◆ Data supplied ◆
-- Begin --

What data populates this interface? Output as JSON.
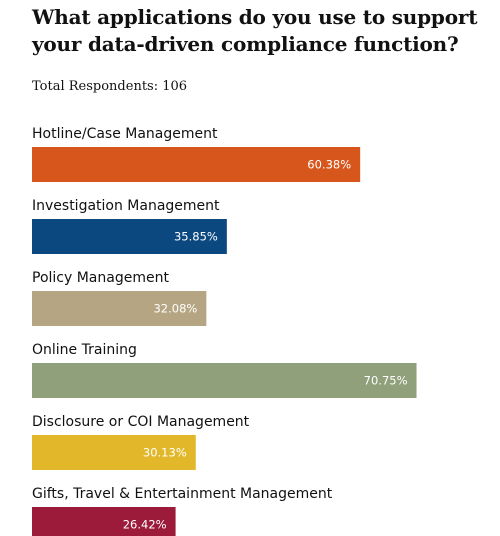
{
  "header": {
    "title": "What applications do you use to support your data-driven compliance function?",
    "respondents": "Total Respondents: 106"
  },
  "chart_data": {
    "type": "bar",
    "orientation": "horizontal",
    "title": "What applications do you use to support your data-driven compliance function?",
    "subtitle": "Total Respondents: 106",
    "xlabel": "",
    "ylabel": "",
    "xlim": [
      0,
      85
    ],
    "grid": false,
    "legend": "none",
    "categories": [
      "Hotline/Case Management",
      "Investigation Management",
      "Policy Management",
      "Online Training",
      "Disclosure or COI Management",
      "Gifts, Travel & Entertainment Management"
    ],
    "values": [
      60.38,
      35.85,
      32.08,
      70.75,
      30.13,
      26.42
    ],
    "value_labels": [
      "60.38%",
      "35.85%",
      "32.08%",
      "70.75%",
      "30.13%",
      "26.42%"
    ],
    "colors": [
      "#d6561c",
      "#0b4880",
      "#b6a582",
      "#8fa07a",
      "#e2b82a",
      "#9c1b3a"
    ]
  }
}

-- End --

◆ Goal ◆
Transcribe every entry above exactly. Omit all pictures.

◆ The reply ◆
What data populates this interface? Output as JSON.
{
  "header": {
    "title": "What applications do you use to support your data-driven compliance function?",
    "respondents": "Total Respondents: 106"
  },
  "chart_data": {
    "type": "bar",
    "orientation": "horizontal",
    "title": "What applications do you use to support your data-driven compliance function?",
    "subtitle": "Total Respondents: 106",
    "xlabel": "",
    "ylabel": "",
    "xlim": [
      0,
      85
    ],
    "grid": false,
    "legend": "none",
    "categories": [
      "Hotline/Case Management",
      "Investigation Management",
      "Policy Management",
      "Online Training",
      "Disclosure or COI Management",
      "Gifts, Travel & Entertainment Management"
    ],
    "values": [
      60.38,
      35.85,
      32.08,
      70.75,
      30.13,
      26.42
    ],
    "value_labels": [
      "60.38%",
      "35.85%",
      "32.08%",
      "70.75%",
      "30.13%",
      "26.42%"
    ],
    "colors": [
      "#d6561c",
      "#0b4880",
      "#b6a582",
      "#8fa07a",
      "#e2b82a",
      "#9c1b3a"
    ]
  }
}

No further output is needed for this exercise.